Supplied records:
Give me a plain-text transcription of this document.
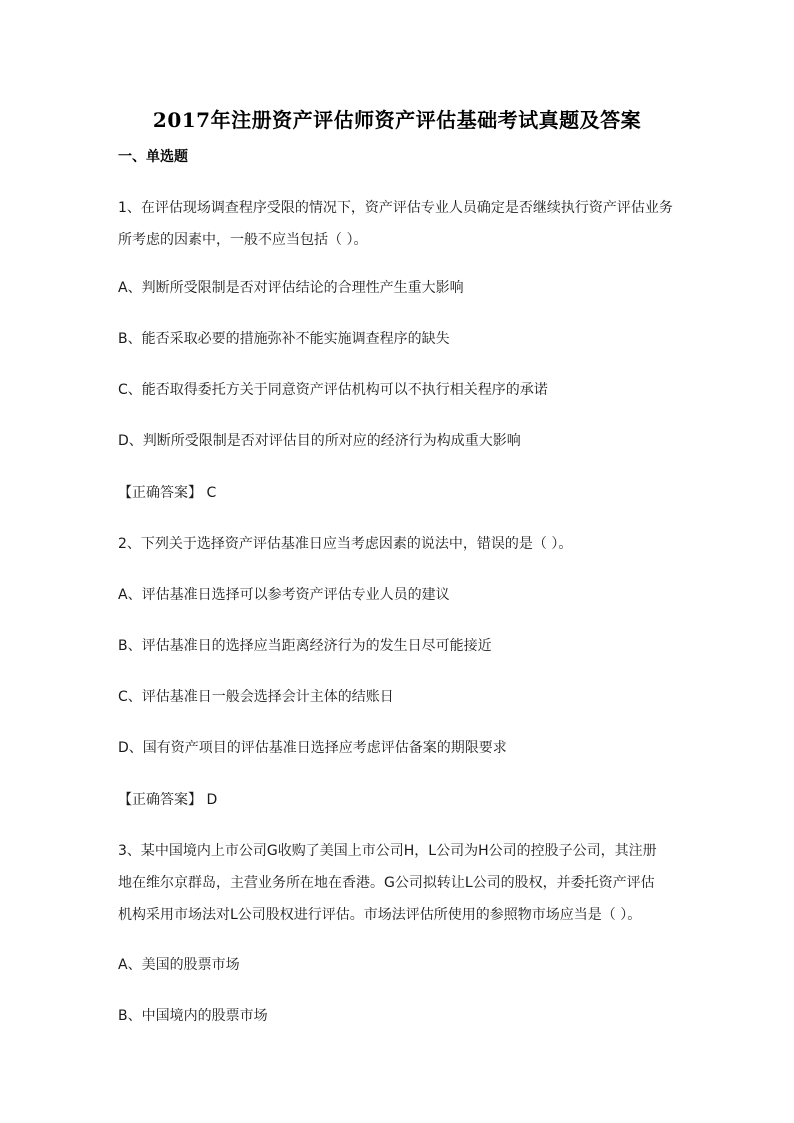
2017年注册资产评估师资产评估基础考试真题及答案
一、单选题
1、在评估现场调查程序受限的情况下，资产评估专业人员确定是否继续执行资产评估业务
所考虑的因素中，一般不应当包括（ ）。
A、判断所受限制是否对评估结论的合理性产生重大影响
B、能否采取必要的措施弥补不能实施调查程序的缺失
C、能否取得委托方关于同意资产评估机构可以不执行相关程序的承诺
D、判断所受限制是否对评估目的所对应的经济行为构成重大影响
【正确答案】 C
2、下列关于选择资产评估基准日应当考虑因素的说法中，错误的是（ ）。
A、评估基准日选择可以参考资产评估专业人员的建议
B、评估基准日的选择应当距离经济行为的发生日尽可能接近
C、评估基准日一般会选择会计主体的结账日
D、国有资产项目的评估基准日选择应考虑评估备案的期限要求
【正确答案】 D
3、某中国境内上市公司G收购了美国上市公司H，L公司为H公司的控股子公司，其注册
地在维尔京群岛，主营业务所在地在香港。G公司拟转让L公司的股权，并委托资产评估
机构采用市场法对L公司股权进行评估。市场法评估所使用的参照物市场应当是（ ）。
A、美国的股票市场
B、中国境内的股票市场
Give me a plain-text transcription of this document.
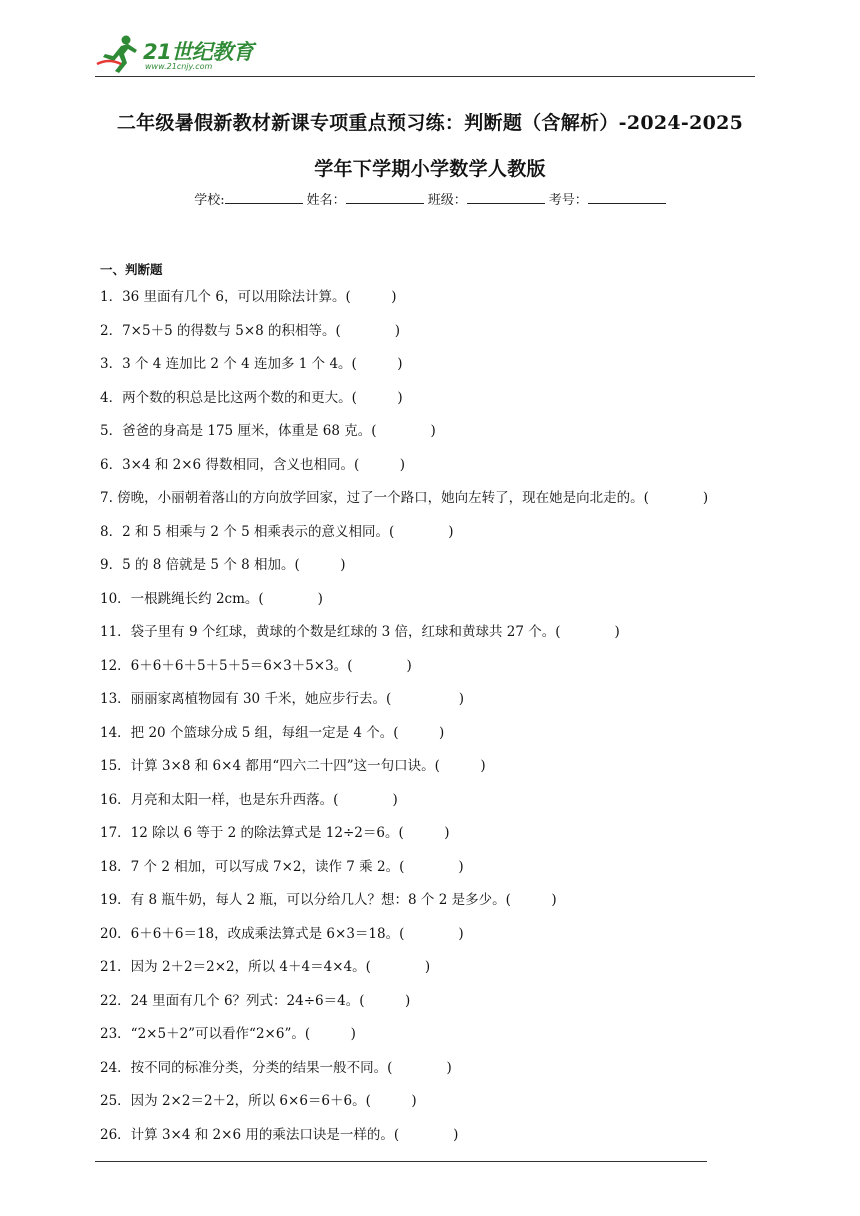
21世纪教育
www.21cnjy.com
二年级暑假新教材新课专项重点预习练：判断题（含解析）-2024-2025
学年下学期小学数学人教版
学校:	姓名：	班级：	考号：
一、判断题
1．36 里面有几个 6，可以用除法计算。(　　　)
2．7×5＋5 的得数与 5×8 的积相等。(　　　　)
3．3 个 4 连加比 2 个 4 连加多 1 个 4。(　　　)
4．两个数的积总是比这两个数的和更大。(　　　)
5．爸爸的身高是 175 厘米，体重是 68 克。(　　　　)
6．3×4 和 2×6 得数相同，含义也相同。(　　　)
7. 傍晚，小丽朝着落山的方向放学回家，过了一个路口，她向左转了，现在她是向北走的。(　　　　)
8．2 和 5 相乘与 2 个 5 相乘表示的意义相同。(　　　　)
9．5 的 8 倍就是 5 个 8 相加。(　　　)
10．一根跳绳长约 2cm。(　　　　)
11．袋子里有 9 个红球，黄球的个数是红球的 3 倍，红球和黄球共 27 个。(　　　　)
12．6＋6＋6＋5＋5＋5＝6×3＋5×3。(　　　　)
13．丽丽家离植物园有 30 千米，她应步行去。(　　　　　)
14．把 20 个篮球分成 5 组，每组一定是 4 个。(　　　)
15．计算 3×8 和 6×4 都用“四六二十四”这一句口诀。(　　　)
16．月亮和太阳一样，也是东升西落。(　　　　)
17．12 除以 6 等于 2 的除法算式是 12÷2＝6。(　　　)
18．7 个 2 相加，可以写成 7×2，读作 7 乘 2。(　　　　)
19．有 8 瓶牛奶，每人 2 瓶，可以分给几人？想：8 个 2 是多少。(　　　)
20．6＋6＋6＝18，改成乘法算式是 6×3＝18。(　　　　)
21．因为 2＋2＝2×2，所以 4＋4＝4×4。(　　　　)
22．24 里面有几个 6？列式：24÷6＝4。(　　　)
23．“2×5＋2”可以看作“2×6”。(　　　)
24．按不同的标准分类，分类的结果一般不同。(　　　　)
25．因为 2×2＝2＋2，所以 6×6＝6＋6。(　　　)
26．计算 3×4 和 2×6 用的乘法口诀是一样的。(　　　　)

What you should do:
Pictures are to be left out; repeat all the remaining data exactly.

Result of the exercise:
Give me a plain-text transcription of this document.
2017年注册资产评估师资产评估基础考试真题及答案
一、单选题
1、在评估现场调查程序受限的情况下，资产评估专业人员确定是否继续执行资产评估业务
所考虑的因素中，一般不应当包括（ ）。
A、判断所受限制是否对评估结论的合理性产生重大影响
B、能否采取必要的措施弥补不能实施调查程序的缺失
C、能否取得委托方关于同意资产评估机构可以不执行相关程序的承诺
D、判断所受限制是否对评估目的所对应的经济行为构成重大影响
【正确答案】 C
2、下列关于选择资产评估基准日应当考虑因素的说法中，错误的是（ ）。
A、评估基准日选择可以参考资产评估专业人员的建议
B、评估基准日的选择应当距离经济行为的发生日尽可能接近
C、评估基准日一般会选择会计主体的结账日
D、国有资产项目的评估基准日选择应考虑评估备案的期限要求
【正确答案】 D
3、某中国境内上市公司G收购了美国上市公司H，L公司为H公司的控股子公司，其注册
地在维尔京群岛，主营业务所在地在香港。G公司拟转让L公司的股权，并委托资产评估
机构采用市场法对L公司股权进行评估。市场法评估所使用的参照物市场应当是（ ）。
A、美国的股票市场
B、中国境内的股票市场
Give me a plain-text transcription of this document.
21世纪教育
www.21cnjy.com
二年级暑假新教材新课专项重点预习练：判断题（含解析）-2024-2025
学年下学期小学数学人教版
学校:	姓名：	班级：	考号：
一、判断题
1．36 里面有几个 6，可以用除法计算。(　　　)
2．7×5＋5 的得数与 5×8 的积相等。(　　　　)
3．3 个 4 连加比 2 个 4 连加多 1 个 4。(　　　)
4．两个数的积总是比这两个数的和更大。(　　　)
5．爸爸的身高是 175 厘米，体重是 68 克。(　　　　)
6．3×4 和 2×6 得数相同，含义也相同。(　　　)
7. 傍晚，小丽朝着落山的方向放学回家，过了一个路口，她向左转了，现在她是向北走的。(　　　　)
8．2 和 5 相乘与 2 个 5 相乘表示的意义相同。(　　　　)
9．5 的 8 倍就是 5 个 8 相加。(　　　)
10．一根跳绳长约 2cm。(　　　　)
11．袋子里有 9 个红球，黄球的个数是红球的 3 倍，红球和黄球共 27 个。(　　　　)
12．6＋6＋6＋5＋5＋5＝6×3＋5×3。(　　　　)
13．丽丽家离植物园有 30 千米，她应步行去。(　　　　　)
14．把 20 个篮球分成 5 组，每组一定是 4 个。(　　　)
15．计算 3×8 和 6×4 都用“四六二十四”这一句口诀。(　　　)
16．月亮和太阳一样，也是东升西落。(　　　　)
17．12 除以 6 等于 2 的除法算式是 12÷2＝6。(　　　)
18．7 个 2 相加，可以写成 7×2，读作 7 乘 2。(　　　　)
19．有 8 瓶牛奶，每人 2 瓶，可以分给几人？想：8 个 2 是多少。(　　　)
20．6＋6＋6＝18，改成乘法算式是 6×3＝18。(　　　　)
21．因为 2＋2＝2×2，所以 4＋4＝4×4。(　　　　)
22．24 里面有几个 6？列式：24÷6＝4。(　　　)
23．“2×5＋2”可以看作“2×6”。(　　　)
24．按不同的标准分类，分类的结果一般不同。(　　　　)
25．因为 2×2＝2＋2，所以 6×6＝6＋6。(　　　)
26．计算 3×4 和 2×6 用的乘法口诀是一样的。(　　　　)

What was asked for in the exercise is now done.